| Task brief |
Write the data out again exactly, dropping any images it holds.

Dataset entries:
┌──
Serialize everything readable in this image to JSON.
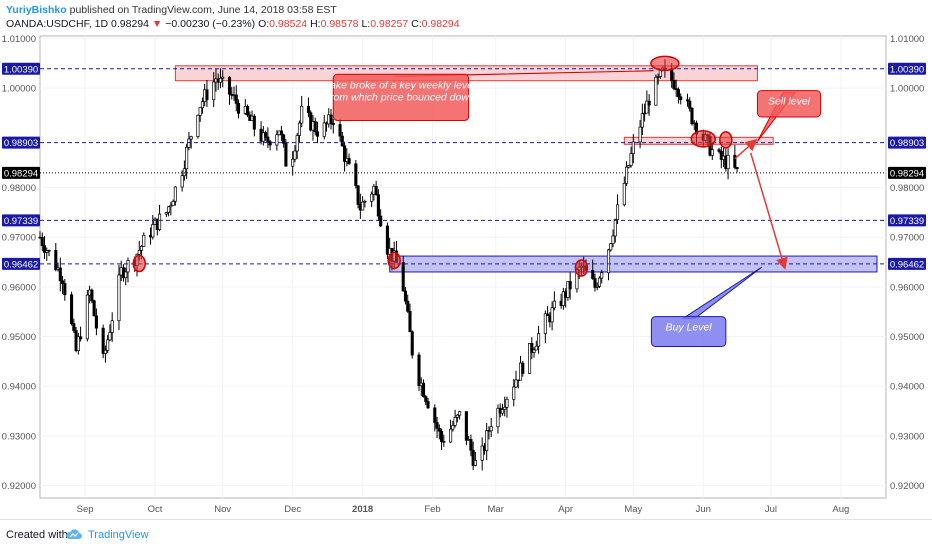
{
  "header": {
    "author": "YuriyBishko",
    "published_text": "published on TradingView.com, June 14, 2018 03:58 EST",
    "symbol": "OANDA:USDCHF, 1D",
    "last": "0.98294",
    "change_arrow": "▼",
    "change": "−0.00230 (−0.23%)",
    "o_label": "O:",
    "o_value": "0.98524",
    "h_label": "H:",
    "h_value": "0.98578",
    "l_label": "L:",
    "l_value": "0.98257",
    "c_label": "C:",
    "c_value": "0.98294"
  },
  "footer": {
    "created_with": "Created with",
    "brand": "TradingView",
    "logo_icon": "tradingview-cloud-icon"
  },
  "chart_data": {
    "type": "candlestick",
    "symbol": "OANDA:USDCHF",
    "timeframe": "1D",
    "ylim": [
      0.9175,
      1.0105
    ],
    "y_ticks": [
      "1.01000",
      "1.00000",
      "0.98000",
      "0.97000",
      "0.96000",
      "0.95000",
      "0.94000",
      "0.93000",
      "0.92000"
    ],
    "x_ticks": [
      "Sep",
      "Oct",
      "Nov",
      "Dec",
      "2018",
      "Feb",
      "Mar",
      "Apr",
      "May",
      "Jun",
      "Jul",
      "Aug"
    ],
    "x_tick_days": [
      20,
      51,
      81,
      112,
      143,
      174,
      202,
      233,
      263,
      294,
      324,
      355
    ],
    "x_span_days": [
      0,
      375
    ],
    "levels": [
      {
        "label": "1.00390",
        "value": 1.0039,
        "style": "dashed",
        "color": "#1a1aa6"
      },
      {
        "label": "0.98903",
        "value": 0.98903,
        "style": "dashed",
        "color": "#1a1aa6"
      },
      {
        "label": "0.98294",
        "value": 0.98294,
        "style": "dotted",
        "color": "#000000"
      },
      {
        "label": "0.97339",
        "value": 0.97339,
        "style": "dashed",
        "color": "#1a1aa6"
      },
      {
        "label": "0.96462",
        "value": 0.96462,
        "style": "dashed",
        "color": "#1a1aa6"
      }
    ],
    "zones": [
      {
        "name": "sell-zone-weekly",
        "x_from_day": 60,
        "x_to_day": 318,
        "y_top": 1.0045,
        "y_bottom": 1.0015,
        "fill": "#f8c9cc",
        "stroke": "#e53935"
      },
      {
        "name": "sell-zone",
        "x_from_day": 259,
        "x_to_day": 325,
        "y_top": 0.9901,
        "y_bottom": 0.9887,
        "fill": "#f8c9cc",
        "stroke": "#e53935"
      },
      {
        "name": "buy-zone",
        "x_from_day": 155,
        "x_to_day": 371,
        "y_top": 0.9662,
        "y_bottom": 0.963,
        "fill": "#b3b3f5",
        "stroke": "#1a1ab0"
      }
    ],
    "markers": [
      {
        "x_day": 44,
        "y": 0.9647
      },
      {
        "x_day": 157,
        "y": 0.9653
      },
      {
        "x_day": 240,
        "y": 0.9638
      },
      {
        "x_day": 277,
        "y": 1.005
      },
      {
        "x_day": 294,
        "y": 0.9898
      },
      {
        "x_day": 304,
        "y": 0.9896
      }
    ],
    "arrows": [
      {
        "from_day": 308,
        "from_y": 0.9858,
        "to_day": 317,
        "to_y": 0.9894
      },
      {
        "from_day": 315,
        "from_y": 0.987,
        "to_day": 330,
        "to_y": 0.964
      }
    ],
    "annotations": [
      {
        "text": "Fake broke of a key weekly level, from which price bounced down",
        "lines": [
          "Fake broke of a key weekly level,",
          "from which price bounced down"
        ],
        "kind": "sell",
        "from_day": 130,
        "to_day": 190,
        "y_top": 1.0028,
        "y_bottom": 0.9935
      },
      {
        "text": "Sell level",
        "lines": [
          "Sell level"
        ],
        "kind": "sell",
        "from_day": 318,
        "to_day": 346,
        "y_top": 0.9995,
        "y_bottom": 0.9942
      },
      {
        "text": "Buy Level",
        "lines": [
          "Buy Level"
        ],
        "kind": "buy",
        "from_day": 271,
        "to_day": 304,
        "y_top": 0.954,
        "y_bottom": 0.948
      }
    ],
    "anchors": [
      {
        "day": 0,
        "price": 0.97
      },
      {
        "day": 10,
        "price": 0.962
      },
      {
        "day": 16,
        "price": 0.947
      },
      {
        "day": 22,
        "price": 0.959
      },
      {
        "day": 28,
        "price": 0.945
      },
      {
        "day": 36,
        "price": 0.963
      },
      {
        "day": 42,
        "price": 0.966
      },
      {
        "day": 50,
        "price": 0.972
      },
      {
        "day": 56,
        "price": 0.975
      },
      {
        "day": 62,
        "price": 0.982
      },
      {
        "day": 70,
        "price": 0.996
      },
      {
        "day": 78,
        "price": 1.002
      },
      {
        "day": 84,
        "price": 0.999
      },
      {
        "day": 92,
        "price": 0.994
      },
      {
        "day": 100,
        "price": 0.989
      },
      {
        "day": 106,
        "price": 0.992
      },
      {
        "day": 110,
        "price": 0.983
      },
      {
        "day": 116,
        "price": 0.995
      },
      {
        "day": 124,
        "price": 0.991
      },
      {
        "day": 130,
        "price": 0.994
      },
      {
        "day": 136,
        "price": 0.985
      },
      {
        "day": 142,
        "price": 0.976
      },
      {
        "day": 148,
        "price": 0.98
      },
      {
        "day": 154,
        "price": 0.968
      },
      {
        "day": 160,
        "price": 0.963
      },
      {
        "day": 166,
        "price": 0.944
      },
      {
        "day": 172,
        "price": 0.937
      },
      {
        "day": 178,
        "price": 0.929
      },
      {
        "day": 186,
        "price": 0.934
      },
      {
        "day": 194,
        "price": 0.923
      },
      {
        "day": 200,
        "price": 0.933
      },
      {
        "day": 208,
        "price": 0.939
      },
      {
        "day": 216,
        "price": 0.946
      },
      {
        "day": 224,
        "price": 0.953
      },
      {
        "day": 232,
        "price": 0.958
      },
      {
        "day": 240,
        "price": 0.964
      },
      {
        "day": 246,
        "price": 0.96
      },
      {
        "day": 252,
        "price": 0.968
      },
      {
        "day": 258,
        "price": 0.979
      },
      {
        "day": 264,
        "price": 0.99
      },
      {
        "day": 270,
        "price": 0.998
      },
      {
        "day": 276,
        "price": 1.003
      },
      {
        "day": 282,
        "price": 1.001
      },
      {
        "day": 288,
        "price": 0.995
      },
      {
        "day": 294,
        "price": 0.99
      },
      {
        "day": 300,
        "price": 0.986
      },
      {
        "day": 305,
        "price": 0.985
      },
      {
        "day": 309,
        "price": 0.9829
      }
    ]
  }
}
└──
| Solution to the problem |
Serialize everything readable in this image to JSON.
{
  "header": {
    "author": "YuriyBishko",
    "published_text": "published on TradingView.com, June 14, 2018 03:58 EST",
    "symbol": "OANDA:USDCHF, 1D",
    "last": "0.98294",
    "change_arrow": "▼",
    "change": "−0.00230 (−0.23%)",
    "o_label": "O:",
    "o_value": "0.98524",
    "h_label": "H:",
    "h_value": "0.98578",
    "l_label": "L:",
    "l_value": "0.98257",
    "c_label": "C:",
    "c_value": "0.98294"
  },
  "footer": {
    "created_with": "Created with",
    "brand": "TradingView",
    "logo_icon": "tradingview-cloud-icon"
  },
  "chart_data": {
    "type": "candlestick",
    "symbol": "OANDA:USDCHF",
    "timeframe": "1D",
    "ylim": [
      0.9175,
      1.0105
    ],
    "y_ticks": [
      "1.01000",
      "1.00000",
      "0.98000",
      "0.97000",
      "0.96000",
      "0.95000",
      "0.94000",
      "0.93000",
      "0.92000"
    ],
    "x_ticks": [
      "Sep",
      "Oct",
      "Nov",
      "Dec",
      "2018",
      "Feb",
      "Mar",
      "Apr",
      "May",
      "Jun",
      "Jul",
      "Aug"
    ],
    "x_tick_days": [
      20,
      51,
      81,
      112,
      143,
      174,
      202,
      233,
      263,
      294,
      324,
      355
    ],
    "x_span_days": [
      0,
      375
    ],
    "levels": [
      {
        "label": "1.00390",
        "value": 1.0039,
        "style": "dashed",
        "color": "#1a1aa6"
      },
      {
        "label": "0.98903",
        "value": 0.98903,
        "style": "dashed",
        "color": "#1a1aa6"
      },
      {
        "label": "0.98294",
        "value": 0.98294,
        "style": "dotted",
        "color": "#000000"
      },
      {
        "label": "0.97339",
        "value": 0.97339,
        "style": "dashed",
        "color": "#1a1aa6"
      },
      {
        "label": "0.96462",
        "value": 0.96462,
        "style": "dashed",
        "color": "#1a1aa6"
      }
    ],
    "zones": [
      {
        "name": "sell-zone-weekly",
        "x_from_day": 60,
        "x_to_day": 318,
        "y_top": 1.0045,
        "y_bottom": 1.0015,
        "fill": "#f8c9cc",
        "stroke": "#e53935"
      },
      {
        "name": "sell-zone",
        "x_from_day": 259,
        "x_to_day": 325,
        "y_top": 0.9901,
        "y_bottom": 0.9887,
        "fill": "#f8c9cc",
        "stroke": "#e53935"
      },
      {
        "name": "buy-zone",
        "x_from_day": 155,
        "x_to_day": 371,
        "y_top": 0.9662,
        "y_bottom": 0.963,
        "fill": "#b3b3f5",
        "stroke": "#1a1ab0"
      }
    ],
    "markers": [
      {
        "x_day": 44,
        "y": 0.9647
      },
      {
        "x_day": 157,
        "y": 0.9653
      },
      {
        "x_day": 240,
        "y": 0.9638
      },
      {
        "x_day": 277,
        "y": 1.005
      },
      {
        "x_day": 294,
        "y": 0.9898
      },
      {
        "x_day": 304,
        "y": 0.9896
      }
    ],
    "arrows": [
      {
        "from_day": 308,
        "from_y": 0.9858,
        "to_day": 317,
        "to_y": 0.9894
      },
      {
        "from_day": 315,
        "from_y": 0.987,
        "to_day": 330,
        "to_y": 0.964
      }
    ],
    "annotations": [
      {
        "text": "Fake broke of a key weekly level, from which price bounced down",
        "lines": [
          "Fake broke of a key weekly level,",
          "from which price bounced down"
        ],
        "kind": "sell",
        "from_day": 130,
        "to_day": 190,
        "y_top": 1.0028,
        "y_bottom": 0.9935
      },
      {
        "text": "Sell level",
        "lines": [
          "Sell level"
        ],
        "kind": "sell",
        "from_day": 318,
        "to_day": 346,
        "y_top": 0.9995,
        "y_bottom": 0.9942
      },
      {
        "text": "Buy Level",
        "lines": [
          "Buy Level"
        ],
        "kind": "buy",
        "from_day": 271,
        "to_day": 304,
        "y_top": 0.954,
        "y_bottom": 0.948
      }
    ],
    "anchors": [
      {
        "day": 0,
        "price": 0.97
      },
      {
        "day": 10,
        "price": 0.962
      },
      {
        "day": 16,
        "price": 0.947
      },
      {
        "day": 22,
        "price": 0.959
      },
      {
        "day": 28,
        "price": 0.945
      },
      {
        "day": 36,
        "price": 0.963
      },
      {
        "day": 42,
        "price": 0.966
      },
      {
        "day": 50,
        "price": 0.972
      },
      {
        "day": 56,
        "price": 0.975
      },
      {
        "day": 62,
        "price": 0.982
      },
      {
        "day": 70,
        "price": 0.996
      },
      {
        "day": 78,
        "price": 1.002
      },
      {
        "day": 84,
        "price": 0.999
      },
      {
        "day": 92,
        "price": 0.994
      },
      {
        "day": 100,
        "price": 0.989
      },
      {
        "day": 106,
        "price": 0.992
      },
      {
        "day": 110,
        "price": 0.983
      },
      {
        "day": 116,
        "price": 0.995
      },
      {
        "day": 124,
        "price": 0.991
      },
      {
        "day": 130,
        "price": 0.994
      },
      {
        "day": 136,
        "price": 0.985
      },
      {
        "day": 142,
        "price": 0.976
      },
      {
        "day": 148,
        "price": 0.98
      },
      {
        "day": 154,
        "price": 0.968
      },
      {
        "day": 160,
        "price": 0.963
      },
      {
        "day": 166,
        "price": 0.944
      },
      {
        "day": 172,
        "price": 0.937
      },
      {
        "day": 178,
        "price": 0.929
      },
      {
        "day": 186,
        "price": 0.934
      },
      {
        "day": 194,
        "price": 0.923
      },
      {
        "day": 200,
        "price": 0.933
      },
      {
        "day": 208,
        "price": 0.939
      },
      {
        "day": 216,
        "price": 0.946
      },
      {
        "day": 224,
        "price": 0.953
      },
      {
        "day": 232,
        "price": 0.958
      },
      {
        "day": 240,
        "price": 0.964
      },
      {
        "day": 246,
        "price": 0.96
      },
      {
        "day": 252,
        "price": 0.968
      },
      {
        "day": 258,
        "price": 0.979
      },
      {
        "day": 264,
        "price": 0.99
      },
      {
        "day": 270,
        "price": 0.998
      },
      {
        "day": 276,
        "price": 1.003
      },
      {
        "day": 282,
        "price": 1.001
      },
      {
        "day": 288,
        "price": 0.995
      },
      {
        "day": 294,
        "price": 0.99
      },
      {
        "day": 300,
        "price": 0.986
      },
      {
        "day": 305,
        "price": 0.985
      },
      {
        "day": 309,
        "price": 0.9829
      }
    ]
  }
}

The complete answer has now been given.